Stated problem | Among these lines, how many include "schoology"? Answer only with the number.
--- begin Supplied data ---
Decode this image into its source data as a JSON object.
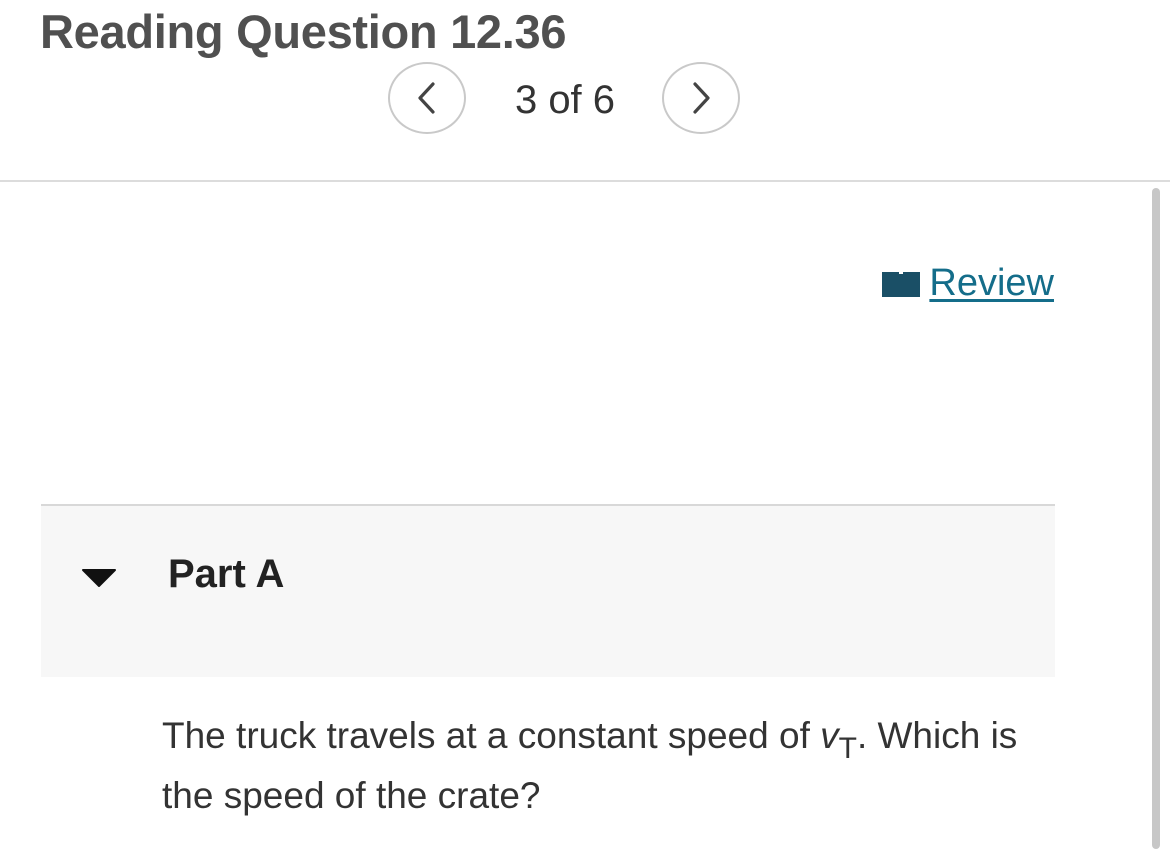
{
  "header": {
    "title": "Reading Question 12.36",
    "prev_icon": "chevron-left-icon",
    "next_icon": "chevron-right-icon",
    "counter": "3 of 6"
  },
  "review": {
    "label": "Review",
    "icon": "book-icon",
    "color": "#146d8a"
  },
  "part": {
    "title": "Part A",
    "expanded": true,
    "toggle_icon": "caret-down-icon"
  },
  "question": {
    "text_before": "The truck travels at a constant speed of ",
    "variable": "v",
    "subscript": "T",
    "text_after": ". Which is the speed of the crate?"
  }
}
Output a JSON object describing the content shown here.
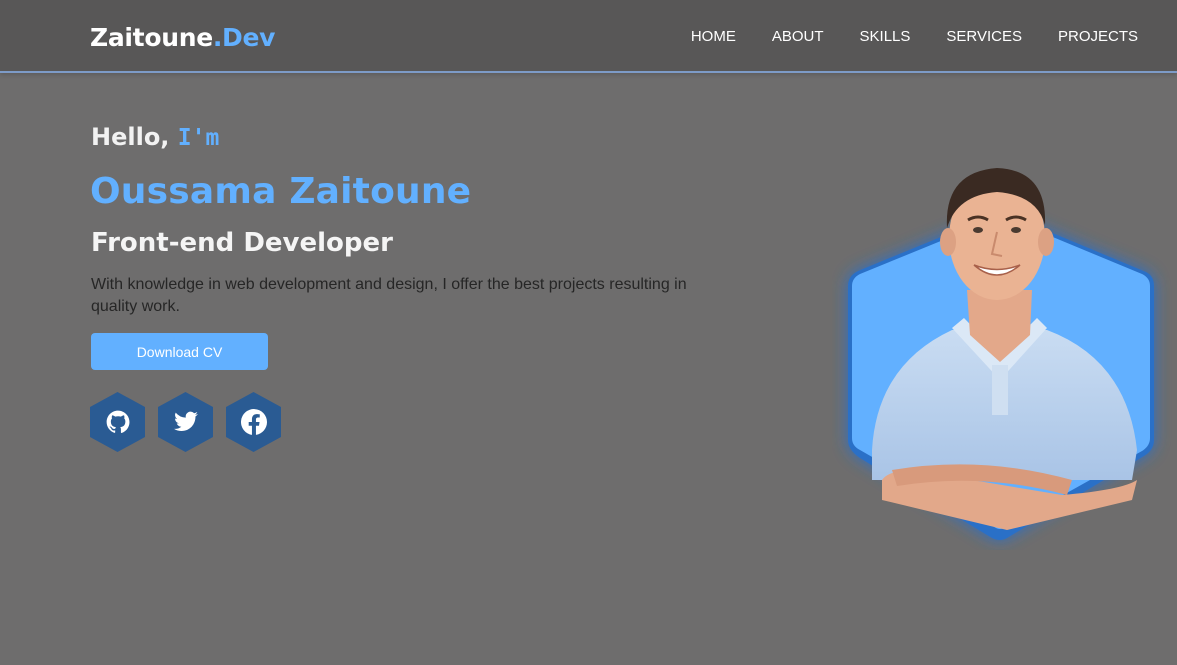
{
  "brand": {
    "name": "Zaitoune",
    "suffix": ".Dev"
  },
  "nav": {
    "items": [
      "HOME",
      "ABOUT",
      "SKILLS",
      "SERVICES",
      "PROJECTS"
    ]
  },
  "hero": {
    "greeting": "Hello,",
    "greeting_accent": "I'm",
    "name": "Oussama Zaitoune",
    "role": "Front-end Developer",
    "description": "With knowledge in web development and design, I offer the best projects resulting in quality work.",
    "cta_label": "Download CV"
  },
  "socials": [
    {
      "icon": "github-icon"
    },
    {
      "icon": "twitter-icon"
    },
    {
      "icon": "facebook-icon"
    }
  ],
  "colors": {
    "accent": "#62b0ff",
    "background": "#6e6d6d",
    "navbar": "#585757",
    "social_bg": "#2a5b93"
  }
}
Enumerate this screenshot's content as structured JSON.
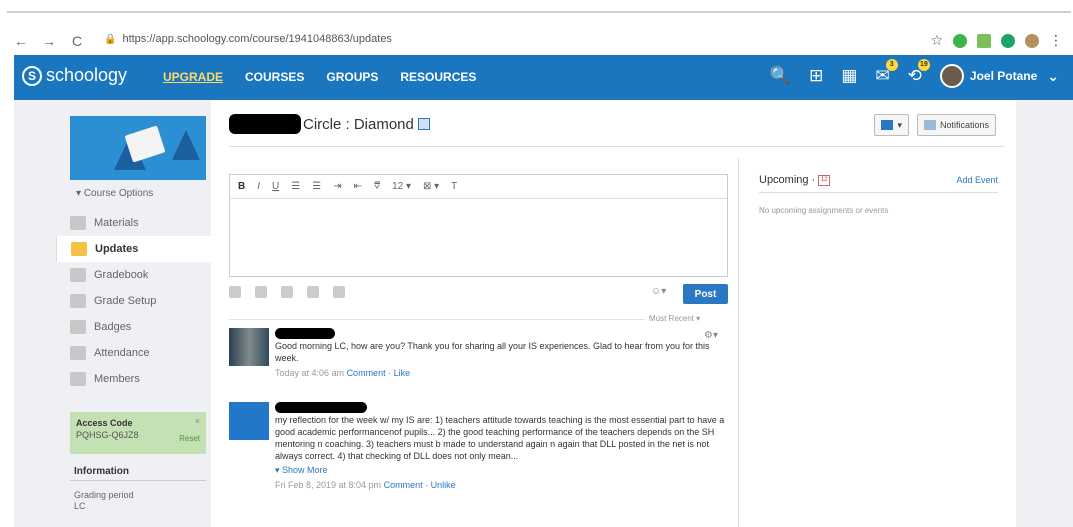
{
  "browser": {
    "url": "https://app.schoology.com/course/1941048863/updates",
    "back": "←",
    "forward": "→",
    "reload": "C"
  },
  "nav": {
    "logo": "schoology",
    "links": [
      "UPGRADE",
      "COURSES",
      "GROUPS",
      "RESOURCES"
    ],
    "mail_badge": "3",
    "notif_badge": "19",
    "user_name": "Joel Potane"
  },
  "sidebar": {
    "course_options": "Course Options",
    "items": [
      "Materials",
      "Updates",
      "Gradebook",
      "Grade Setup",
      "Badges",
      "Attendance",
      "Members"
    ],
    "access_code_label": "Access Code",
    "access_code": "PQHSG-Q6JZ8",
    "reset": "Reset",
    "information": "Information",
    "grading_period_label": "Grading period",
    "grading_period_value": "LC"
  },
  "main": {
    "title": "Circle : Diamond",
    "notifications": "Notifications",
    "post_button": "Post",
    "most_recent": "Most Recent",
    "toolbar": [
      "B",
      "I",
      "U",
      "☰",
      "☰",
      "⇥",
      "⇤",
      "⩢",
      "12 ▾",
      "⊠ ▾",
      "T"
    ],
    "posts": [
      {
        "text": "Good morning LC, how are you? Thank you for sharing all your IS experiences. Glad to hear from you for this week.",
        "time": "Today at 4:06 am",
        "actions": "Comment · Like"
      },
      {
        "text": "my reflection for the week w/ my IS are: 1) teachers attitude towards teaching is the most essential part to have a good academic performancenof pupils... 2) the good teaching performance of the teachers depends on the SH mentoring n coaching. 3) teachers must b made to understand again n again that DLL posted in the net is not always correct. 4) that checking of DLL does not only mean...",
        "show_more": "Show More",
        "time": "Fri Feb 8, 2019 at 8:04 pm",
        "actions": "Comment · Unlike"
      }
    ]
  },
  "upcoming": {
    "title": "Upcoming",
    "add_event": "Add Event",
    "empty": "No upcoming assignments or events"
  }
}
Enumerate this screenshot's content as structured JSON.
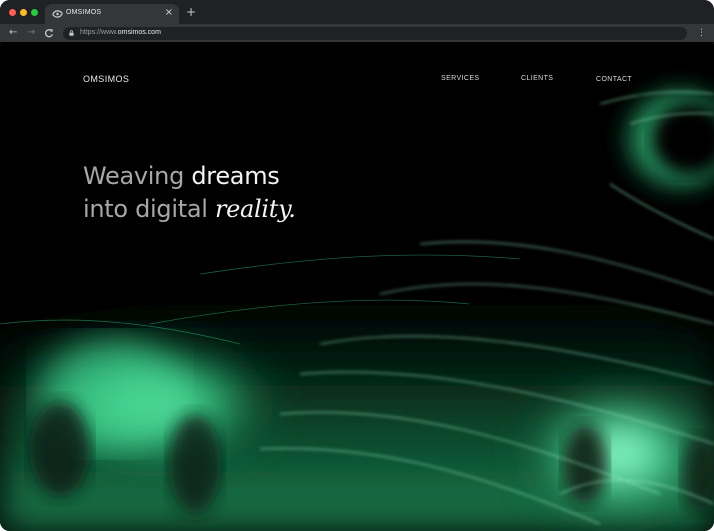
{
  "browser": {
    "tab_title": "OMSIMOS",
    "tab_close": "×",
    "new_tab": "+",
    "url_prefix": "https://www.",
    "url_domain": "omsimos.com",
    "back": "←",
    "forward": "→",
    "reload": "C",
    "menu": "⋮"
  },
  "site": {
    "brand": "OMSIMOS",
    "nav": [
      "SERVICES",
      "CLIENTS",
      "CONTACT"
    ],
    "headline": {
      "line1_dim": "Weaving",
      "line1_bright": "dreams",
      "line2_dim": "into digital",
      "line2_serif": "reality."
    }
  },
  "colors": {
    "accent_green": "#37e495",
    "background": "#000000"
  }
}
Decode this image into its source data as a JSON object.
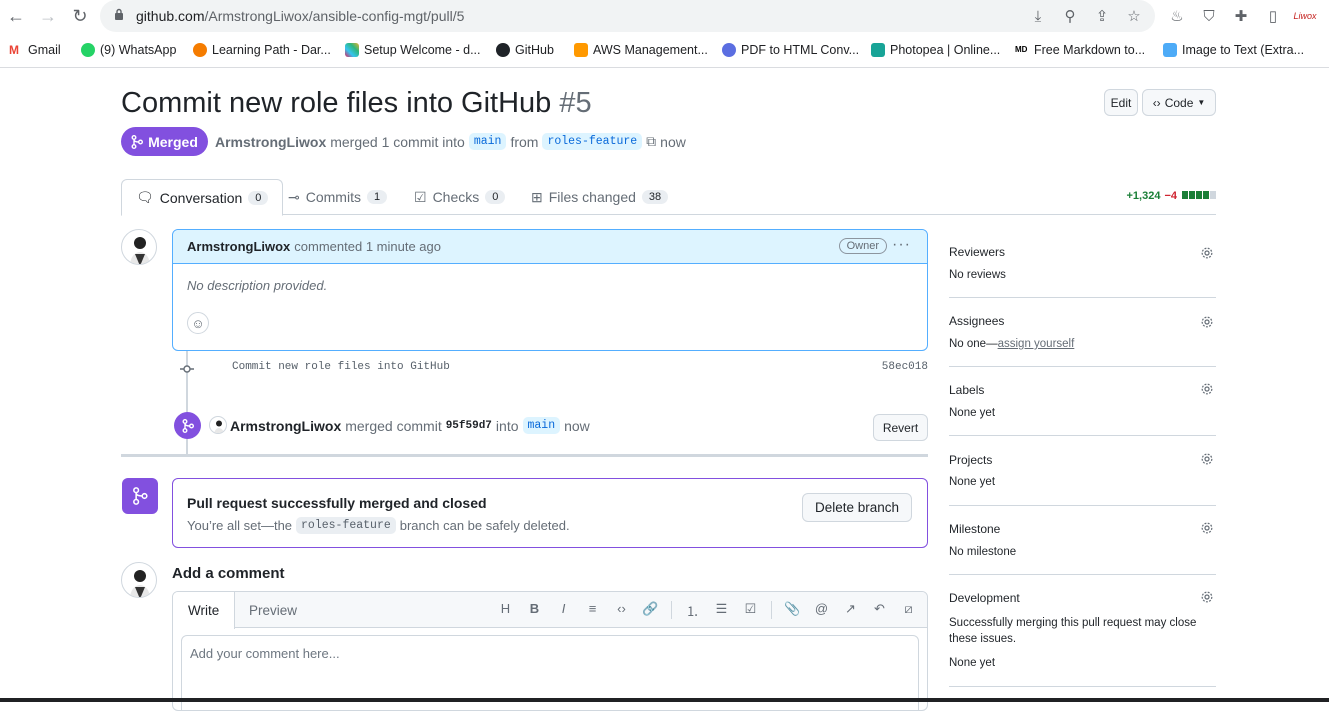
--- end Supplied data ---
Problem solution | 2